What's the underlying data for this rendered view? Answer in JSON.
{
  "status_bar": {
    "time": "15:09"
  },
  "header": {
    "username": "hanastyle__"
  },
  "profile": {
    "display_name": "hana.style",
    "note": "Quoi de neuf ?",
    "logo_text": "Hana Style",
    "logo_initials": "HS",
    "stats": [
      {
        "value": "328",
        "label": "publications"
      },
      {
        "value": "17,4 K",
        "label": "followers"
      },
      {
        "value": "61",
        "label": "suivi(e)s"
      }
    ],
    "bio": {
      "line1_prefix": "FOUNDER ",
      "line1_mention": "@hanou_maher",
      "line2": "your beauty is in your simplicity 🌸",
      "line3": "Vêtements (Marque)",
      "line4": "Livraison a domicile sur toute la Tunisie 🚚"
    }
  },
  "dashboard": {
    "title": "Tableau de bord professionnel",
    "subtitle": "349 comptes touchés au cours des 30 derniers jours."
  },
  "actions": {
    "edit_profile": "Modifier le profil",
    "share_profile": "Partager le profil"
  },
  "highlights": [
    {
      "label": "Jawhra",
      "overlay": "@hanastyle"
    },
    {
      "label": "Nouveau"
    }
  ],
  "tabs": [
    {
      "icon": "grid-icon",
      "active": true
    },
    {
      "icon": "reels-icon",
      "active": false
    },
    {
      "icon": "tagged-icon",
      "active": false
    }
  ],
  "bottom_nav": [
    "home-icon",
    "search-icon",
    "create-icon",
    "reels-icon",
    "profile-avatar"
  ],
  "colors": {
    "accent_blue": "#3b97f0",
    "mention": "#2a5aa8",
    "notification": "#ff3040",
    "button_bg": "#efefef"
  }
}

**SHORT TASK:**
Repeat all of the entries exactly.

**FINISHED EXERCISE:**
What's the underlying data for this rendered view? Answer in JSON.
{
  "status_bar": {
    "time": "15:09"
  },
  "header": {
    "username": "hanastyle__"
  },
  "profile": {
    "display_name": "hana.style",
    "note": "Quoi de neuf ?",
    "logo_text": "Hana Style",
    "logo_initials": "HS",
    "stats": [
      {
        "value": "328",
        "label": "publications"
      },
      {
        "value": "17,4 K",
        "label": "followers"
      },
      {
        "value": "61",
        "label": "suivi(e)s"
      }
    ],
    "bio": {
      "line1_prefix": "FOUNDER ",
      "line1_mention": "@hanou_maher",
      "line2": "your beauty is in your simplicity 🌸",
      "line3": "Vêtements (Marque)",
      "line4": "Livraison a domicile sur toute la Tunisie 🚚"
    }
  },
  "dashboard": {
    "title": "Tableau de bord professionnel",
    "subtitle": "349 comptes touchés au cours des 30 derniers jours."
  },
  "actions": {
    "edit_profile": "Modifier le profil",
    "share_profile": "Partager le profil"
  },
  "highlights": [
    {
      "label": "Jawhra",
      "overlay": "@hanastyle"
    },
    {
      "label": "Nouveau"
    }
  ],
  "tabs": [
    {
      "icon": "grid-icon",
      "active": true
    },
    {
      "icon": "reels-icon",
      "active": false
    },
    {
      "icon": "tagged-icon",
      "active": false
    }
  ],
  "bottom_nav": [
    "home-icon",
    "search-icon",
    "create-icon",
    "reels-icon",
    "profile-avatar"
  ],
  "colors": {
    "accent_blue": "#3b97f0",
    "mention": "#2a5aa8",
    "notification": "#ff3040",
    "button_bg": "#efefef"
  }
}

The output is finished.